[Rows from a figure dataset]
◆ ◆ ◆
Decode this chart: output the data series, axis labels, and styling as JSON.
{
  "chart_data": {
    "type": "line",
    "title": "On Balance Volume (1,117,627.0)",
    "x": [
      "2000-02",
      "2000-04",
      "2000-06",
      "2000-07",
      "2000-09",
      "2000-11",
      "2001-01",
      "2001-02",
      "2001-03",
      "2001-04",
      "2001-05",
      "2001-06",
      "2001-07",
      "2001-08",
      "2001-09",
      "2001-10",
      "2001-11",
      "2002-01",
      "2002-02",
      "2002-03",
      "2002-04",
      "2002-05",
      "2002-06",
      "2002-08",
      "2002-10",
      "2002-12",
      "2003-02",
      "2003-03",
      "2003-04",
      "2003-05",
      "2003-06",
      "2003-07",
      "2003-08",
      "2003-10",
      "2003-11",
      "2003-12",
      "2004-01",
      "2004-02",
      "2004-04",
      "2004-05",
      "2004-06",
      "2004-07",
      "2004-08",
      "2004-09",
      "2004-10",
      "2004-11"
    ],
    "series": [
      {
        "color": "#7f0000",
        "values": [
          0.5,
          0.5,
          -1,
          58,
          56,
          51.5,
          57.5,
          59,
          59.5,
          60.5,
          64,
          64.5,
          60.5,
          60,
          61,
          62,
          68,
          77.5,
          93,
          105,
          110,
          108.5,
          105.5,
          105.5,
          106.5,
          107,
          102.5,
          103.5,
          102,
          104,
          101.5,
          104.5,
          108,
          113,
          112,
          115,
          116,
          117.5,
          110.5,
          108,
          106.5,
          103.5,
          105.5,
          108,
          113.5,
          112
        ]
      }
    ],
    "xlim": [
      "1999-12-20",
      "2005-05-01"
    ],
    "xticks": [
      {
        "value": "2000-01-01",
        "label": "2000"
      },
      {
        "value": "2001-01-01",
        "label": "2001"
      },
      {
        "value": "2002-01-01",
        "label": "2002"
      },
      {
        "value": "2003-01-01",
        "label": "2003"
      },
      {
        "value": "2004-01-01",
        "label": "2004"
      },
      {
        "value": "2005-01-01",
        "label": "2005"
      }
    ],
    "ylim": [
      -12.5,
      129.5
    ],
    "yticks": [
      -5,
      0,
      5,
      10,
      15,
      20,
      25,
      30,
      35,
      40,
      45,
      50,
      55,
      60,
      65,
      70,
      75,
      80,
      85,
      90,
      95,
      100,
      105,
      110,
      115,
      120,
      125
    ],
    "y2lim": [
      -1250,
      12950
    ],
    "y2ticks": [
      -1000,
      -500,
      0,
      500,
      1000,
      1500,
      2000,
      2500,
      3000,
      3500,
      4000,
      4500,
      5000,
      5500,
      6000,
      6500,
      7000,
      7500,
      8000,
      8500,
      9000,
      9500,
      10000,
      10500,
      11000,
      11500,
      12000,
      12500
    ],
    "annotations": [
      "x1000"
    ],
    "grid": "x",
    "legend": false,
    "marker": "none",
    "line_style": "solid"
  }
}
◆ ◆ ◆
## EXERCISE DETAILS
Output all preceding records character for character.

## ANSWER IN FULL
Decode this chart: output the data series, axis labels, and styling as JSON.
{
  "chart_data": {
    "type": "line",
    "title": "On Balance Volume (1,117,627.0)",
    "x": [
      "2000-02",
      "2000-04",
      "2000-06",
      "2000-07",
      "2000-09",
      "2000-11",
      "2001-01",
      "2001-02",
      "2001-03",
      "2001-04",
      "2001-05",
      "2001-06",
      "2001-07",
      "2001-08",
      "2001-09",
      "2001-10",
      "2001-11",
      "2002-01",
      "2002-02",
      "2002-03",
      "2002-04",
      "2002-05",
      "2002-06",
      "2002-08",
      "2002-10",
      "2002-12",
      "2003-02",
      "2003-03",
      "2003-04",
      "2003-05",
      "2003-06",
      "2003-07",
      "2003-08",
      "2003-10",
      "2003-11",
      "2003-12",
      "2004-01",
      "2004-02",
      "2004-04",
      "2004-05",
      "2004-06",
      "2004-07",
      "2004-08",
      "2004-09",
      "2004-10",
      "2004-11"
    ],
    "series": [
      {
        "color": "#7f0000",
        "values": [
          0.5,
          0.5,
          -1,
          58,
          56,
          51.5,
          57.5,
          59,
          59.5,
          60.5,
          64,
          64.5,
          60.5,
          60,
          61,
          62,
          68,
          77.5,
          93,
          105,
          110,
          108.5,
          105.5,
          105.5,
          106.5,
          107,
          102.5,
          103.5,
          102,
          104,
          101.5,
          104.5,
          108,
          113,
          112,
          115,
          116,
          117.5,
          110.5,
          108,
          106.5,
          103.5,
          105.5,
          108,
          113.5,
          112
        ]
      }
    ],
    "xlim": [
      "1999-12-20",
      "2005-05-01"
    ],
    "xticks": [
      {
        "value": "2000-01-01",
        "label": "2000"
      },
      {
        "value": "2001-01-01",
        "label": "2001"
      },
      {
        "value": "2002-01-01",
        "label": "2002"
      },
      {
        "value": "2003-01-01",
        "label": "2003"
      },
      {
        "value": "2004-01-01",
        "label": "2004"
      },
      {
        "value": "2005-01-01",
        "label": "2005"
      }
    ],
    "ylim": [
      -12.5,
      129.5
    ],
    "yticks": [
      -5,
      0,
      5,
      10,
      15,
      20,
      25,
      30,
      35,
      40,
      45,
      50,
      55,
      60,
      65,
      70,
      75,
      80,
      85,
      90,
      95,
      100,
      105,
      110,
      115,
      120,
      125
    ],
    "y2lim": [
      -1250,
      12950
    ],
    "y2ticks": [
      -1000,
      -500,
      0,
      500,
      1000,
      1500,
      2000,
      2500,
      3000,
      3500,
      4000,
      4500,
      5000,
      5500,
      6000,
      6500,
      7000,
      7500,
      8000,
      8500,
      9000,
      9500,
      10000,
      10500,
      11000,
      11500,
      12000,
      12500
    ],
    "annotations": [
      "x1000"
    ],
    "grid": "x",
    "legend": false,
    "marker": "none",
    "line_style": "solid"
  }
}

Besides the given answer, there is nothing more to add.